• _DO THIS_: Your task is to copy every line of this material exactly.
• • •
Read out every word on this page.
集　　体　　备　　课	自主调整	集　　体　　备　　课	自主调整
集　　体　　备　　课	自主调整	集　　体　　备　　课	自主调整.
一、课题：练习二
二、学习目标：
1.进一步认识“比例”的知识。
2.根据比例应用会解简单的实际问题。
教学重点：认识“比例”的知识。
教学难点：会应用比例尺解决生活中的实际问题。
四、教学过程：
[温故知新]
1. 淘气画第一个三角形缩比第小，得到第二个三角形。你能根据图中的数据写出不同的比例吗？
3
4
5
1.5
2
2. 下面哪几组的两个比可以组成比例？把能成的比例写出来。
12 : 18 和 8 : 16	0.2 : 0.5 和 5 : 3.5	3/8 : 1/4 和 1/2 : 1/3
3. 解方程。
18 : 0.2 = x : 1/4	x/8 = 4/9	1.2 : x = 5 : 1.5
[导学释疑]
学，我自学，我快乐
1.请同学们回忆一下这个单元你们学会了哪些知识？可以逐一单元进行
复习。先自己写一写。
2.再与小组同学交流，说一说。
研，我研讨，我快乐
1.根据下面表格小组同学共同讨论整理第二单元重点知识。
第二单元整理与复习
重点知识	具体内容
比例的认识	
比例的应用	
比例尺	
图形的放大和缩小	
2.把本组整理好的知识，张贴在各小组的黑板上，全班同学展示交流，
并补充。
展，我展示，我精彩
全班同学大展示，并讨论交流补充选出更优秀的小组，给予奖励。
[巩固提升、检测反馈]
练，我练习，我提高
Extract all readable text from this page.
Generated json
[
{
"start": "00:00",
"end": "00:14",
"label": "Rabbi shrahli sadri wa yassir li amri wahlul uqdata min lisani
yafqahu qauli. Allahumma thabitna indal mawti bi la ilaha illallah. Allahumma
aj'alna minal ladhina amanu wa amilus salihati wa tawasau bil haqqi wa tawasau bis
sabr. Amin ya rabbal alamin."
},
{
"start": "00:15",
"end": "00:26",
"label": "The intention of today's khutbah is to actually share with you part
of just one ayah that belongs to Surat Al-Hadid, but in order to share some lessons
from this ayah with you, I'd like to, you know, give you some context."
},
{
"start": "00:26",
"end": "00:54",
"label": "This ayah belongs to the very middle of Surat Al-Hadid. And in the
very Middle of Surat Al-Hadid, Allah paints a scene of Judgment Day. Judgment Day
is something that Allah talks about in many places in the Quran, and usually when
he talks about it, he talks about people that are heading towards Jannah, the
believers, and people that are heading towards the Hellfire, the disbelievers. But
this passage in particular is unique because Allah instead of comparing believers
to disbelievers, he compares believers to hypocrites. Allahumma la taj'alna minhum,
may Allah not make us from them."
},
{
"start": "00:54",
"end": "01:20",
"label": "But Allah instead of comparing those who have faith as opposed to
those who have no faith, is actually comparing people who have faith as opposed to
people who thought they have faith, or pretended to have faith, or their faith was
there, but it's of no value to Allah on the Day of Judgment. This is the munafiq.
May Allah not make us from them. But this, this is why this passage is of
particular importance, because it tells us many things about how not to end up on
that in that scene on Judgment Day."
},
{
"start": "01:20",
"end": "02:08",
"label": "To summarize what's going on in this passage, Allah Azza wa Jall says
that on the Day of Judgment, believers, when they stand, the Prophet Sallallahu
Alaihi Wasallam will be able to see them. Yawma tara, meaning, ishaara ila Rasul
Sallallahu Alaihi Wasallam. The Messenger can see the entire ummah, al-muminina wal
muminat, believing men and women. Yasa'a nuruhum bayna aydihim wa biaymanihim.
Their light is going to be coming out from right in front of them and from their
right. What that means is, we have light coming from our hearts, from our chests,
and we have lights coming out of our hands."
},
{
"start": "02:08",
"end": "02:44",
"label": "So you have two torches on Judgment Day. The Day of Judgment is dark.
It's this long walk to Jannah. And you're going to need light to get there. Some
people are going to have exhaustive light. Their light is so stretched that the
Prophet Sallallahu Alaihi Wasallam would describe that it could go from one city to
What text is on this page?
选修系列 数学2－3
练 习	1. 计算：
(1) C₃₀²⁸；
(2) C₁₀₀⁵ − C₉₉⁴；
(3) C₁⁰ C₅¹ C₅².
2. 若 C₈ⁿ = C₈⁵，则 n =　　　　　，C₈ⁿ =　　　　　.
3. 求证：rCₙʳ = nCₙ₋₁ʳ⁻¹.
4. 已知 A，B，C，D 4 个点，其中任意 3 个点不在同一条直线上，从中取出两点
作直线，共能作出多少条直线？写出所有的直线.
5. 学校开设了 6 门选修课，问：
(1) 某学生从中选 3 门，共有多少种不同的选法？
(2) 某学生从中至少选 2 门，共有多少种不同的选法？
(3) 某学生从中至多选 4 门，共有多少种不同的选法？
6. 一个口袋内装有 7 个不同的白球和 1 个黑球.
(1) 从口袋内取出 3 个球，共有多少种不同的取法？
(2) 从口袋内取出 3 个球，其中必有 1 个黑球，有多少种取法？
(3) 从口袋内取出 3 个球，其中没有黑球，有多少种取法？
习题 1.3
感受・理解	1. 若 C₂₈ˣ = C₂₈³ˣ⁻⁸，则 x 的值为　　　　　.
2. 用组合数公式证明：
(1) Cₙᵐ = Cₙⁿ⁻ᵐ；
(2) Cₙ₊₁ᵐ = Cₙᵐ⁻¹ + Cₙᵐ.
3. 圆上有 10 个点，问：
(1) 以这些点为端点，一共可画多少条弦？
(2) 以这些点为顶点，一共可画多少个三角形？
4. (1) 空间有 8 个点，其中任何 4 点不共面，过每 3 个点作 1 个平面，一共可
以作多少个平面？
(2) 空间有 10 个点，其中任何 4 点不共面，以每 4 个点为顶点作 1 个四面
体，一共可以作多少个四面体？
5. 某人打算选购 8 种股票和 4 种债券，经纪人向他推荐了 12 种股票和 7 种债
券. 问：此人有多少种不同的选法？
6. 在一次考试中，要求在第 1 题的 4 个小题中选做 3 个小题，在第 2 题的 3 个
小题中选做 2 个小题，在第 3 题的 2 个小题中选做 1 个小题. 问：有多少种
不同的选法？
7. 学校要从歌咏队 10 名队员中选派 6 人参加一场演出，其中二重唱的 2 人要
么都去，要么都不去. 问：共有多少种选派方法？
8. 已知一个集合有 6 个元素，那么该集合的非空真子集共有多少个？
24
• • •
• _RESPONSE_:
Read out every word on this page.
集　　体　　备　　课	自主调整	集　　体　　备　　课	自主调整
集　　体　　备　　课	自主调整	集　　体　　备　　课	自主调整.
一、课题：练习二
二、学习目标：
1.进一步认识“比例”的知识。
2.根据比例应用会解简单的实际问题。
教学重点：认识“比例”的知识。
教学难点：会应用比例尺解决生活中的实际问题。
四、教学过程：
[温故知新]
1. 淘气画第一个三角形缩比第小，得到第二个三角形。你能根据图中的数据写出不同的比例吗？
3
4
5
1.5
2
2. 下面哪几组的两个比可以组成比例？把能成的比例写出来。
12 : 18 和 8 : 16	0.2 : 0.5 和 5 : 3.5	3/8 : 1/4 和 1/2 : 1/3
3. 解方程。
18 : 0.2 = x : 1/4	x/8 = 4/9	1.2 : x = 5 : 1.5
[导学释疑]
学，我自学，我快乐
1.请同学们回忆一下这个单元你们学会了哪些知识？可以逐一单元进行
复习。先自己写一写。
2.再与小组同学交流，说一说。
研，我研讨，我快乐
1.根据下面表格小组同学共同讨论整理第二单元重点知识。
第二单元整理与复习
重点知识	具体内容
比例的认识	
比例的应用	
比例尺	
图形的放大和缩小	
2.把本组整理好的知识，张贴在各小组的黑板上，全班同学展示交流，
并补充。
展，我展示，我精彩
全班同学大展示，并讨论交流补充选出更优秀的小组，给予奖励。
[巩固提升、检测反馈]
练，我练习，我提高
Extract all readable text from this page.
Generated json
[
{
"start": "00:00",
"end": "00:14",
"label": "Rabbi shrahli sadri wa yassir li amri wahlul uqdata min lisani
yafqahu qauli. Allahumma thabitna indal mawti bi la ilaha illallah. Allahumma
aj'alna minal ladhina amanu wa amilus salihati wa tawasau bil haqqi wa tawasau bis
sabr. Amin ya rabbal alamin."
},
{
"start": "00:15",
"end": "00:26",
"label": "The intention of today's khutbah is to actually share with you part
of just one ayah that belongs to Surat Al-Hadid, but in order to share some lessons
from this ayah with you, I'd like to, you know, give you some context."
},
{
"start": "00:26",
"end": "00:54",
"label": "This ayah belongs to the very middle of Surat Al-Hadid. And in the
very Middle of Surat Al-Hadid, Allah paints a scene of Judgment Day. Judgment Day
is something that Allah talks about in many places in the Quran, and usually when
he talks about it, he talks about people that are heading towards Jannah, the
believers, and people that are heading towards the Hellfire, the disbelievers. But
this passage in particular is unique because Allah instead of comparing believers
to disbelievers, he compares believers to hypocrites. Allahumma la taj'alna minhum,
may Allah not make us from them."
},
{
"start": "00:54",
"end": "01:20",
"label": "But Allah instead of comparing those who have faith as opposed to
those who have no faith, is actually comparing people who have faith as opposed to
people who thought they have faith, or pretended to have faith, or their faith was
there, but it's of no value to Allah on the Day of Judgment. This is the munafiq.
May Allah not make us from them. But this, this is why this passage is of
particular importance, because it tells us many things about how not to end up on
that in that scene on Judgment Day."
},
{
"start": "01:20",
"end": "02:08",
"label": "To summarize what's going on in this passage, Allah Azza wa Jall says
that on the Day of Judgment, believers, when they stand, the Prophet Sallallahu
Alaihi Wasallam will be able to see them. Yawma tara, meaning, ishaara ila Rasul
Sallallahu Alaihi Wasallam. The Messenger can see the entire ummah, al-muminina wal
muminat, believing men and women. Yasa'a nuruhum bayna aydihim wa biaymanihim.
Their light is going to be coming out from right in front of them and from their
right. What that means is, we have light coming from our hearts, from our chests,
and we have lights coming out of our hands."
},
{
"start": "02:08",
"end": "02:44",
"label": "So you have two torches on Judgment Day. The Day of Judgment is dark.
It's this long walk to Jannah. And you're going to need light to get there. Some
people are going to have exhaustive light. Their light is so stretched that the
Prophet Sallallahu Alaihi Wasallam would describe that it could go from one city to
What text is on this page?
选修系列 数学2－3
练 习	1. 计算：
(1) C₃₀²⁸；
(2) C₁₀₀⁵ − C₉₉⁴；
(3) C₁⁰ C₅¹ C₅².
2. 若 C₈ⁿ = C₈⁵，则 n =　　　　　，C₈ⁿ =　　　　　.
3. 求证：rCₙʳ = nCₙ₋₁ʳ⁻¹.
4. 已知 A，B，C，D 4 个点，其中任意 3 个点不在同一条直线上，从中取出两点
作直线，共能作出多少条直线？写出所有的直线.
5. 学校开设了 6 门选修课，问：
(1) 某学生从中选 3 门，共有多少种不同的选法？
(2) 某学生从中至少选 2 门，共有多少种不同的选法？
(3) 某学生从中至多选 4 门，共有多少种不同的选法？
6. 一个口袋内装有 7 个不同的白球和 1 个黑球.
(1) 从口袋内取出 3 个球，共有多少种不同的取法？
(2) 从口袋内取出 3 个球，其中必有 1 个黑球，有多少种取法？
(3) 从口袋内取出 3 个球，其中没有黑球，有多少种取法？
习题 1.3
感受・理解	1. 若 C₂₈ˣ = C₂₈³ˣ⁻⁸，则 x 的值为　　　　　.
2. 用组合数公式证明：
(1) Cₙᵐ = Cₙⁿ⁻ᵐ；
(2) Cₙ₊₁ᵐ = Cₙᵐ⁻¹ + Cₙᵐ.
3. 圆上有 10 个点，问：
(1) 以这些点为端点，一共可画多少条弦？
(2) 以这些点为顶点，一共可画多少个三角形？
4. (1) 空间有 8 个点，其中任何 4 点不共面，过每 3 个点作 1 个平面，一共可
以作多少个平面？
(2) 空间有 10 个点，其中任何 4 点不共面，以每 4 个点为顶点作 1 个四面
体，一共可以作多少个四面体？
5. 某人打算选购 8 种股票和 4 种债券，经纪人向他推荐了 12 种股票和 7 种债
券. 问：此人有多少种不同的选法？
6. 在一次考试中，要求在第 1 题的 4 个小题中选做 3 个小题，在第 2 题的 3 个
小题中选做 2 个小题，在第 3 题的 2 个小题中选做 1 个小题. 问：有多少种
不同的选法？
7. 学校要从歌咏队 10 名队员中选派 6 人参加一场演出，其中二重唱的 2 人要
么都去，要么都不去. 问：共有多少种选派方法？
8. 已知一个集合有 6 个元素，那么该集合的非空真子集共有多少个？
24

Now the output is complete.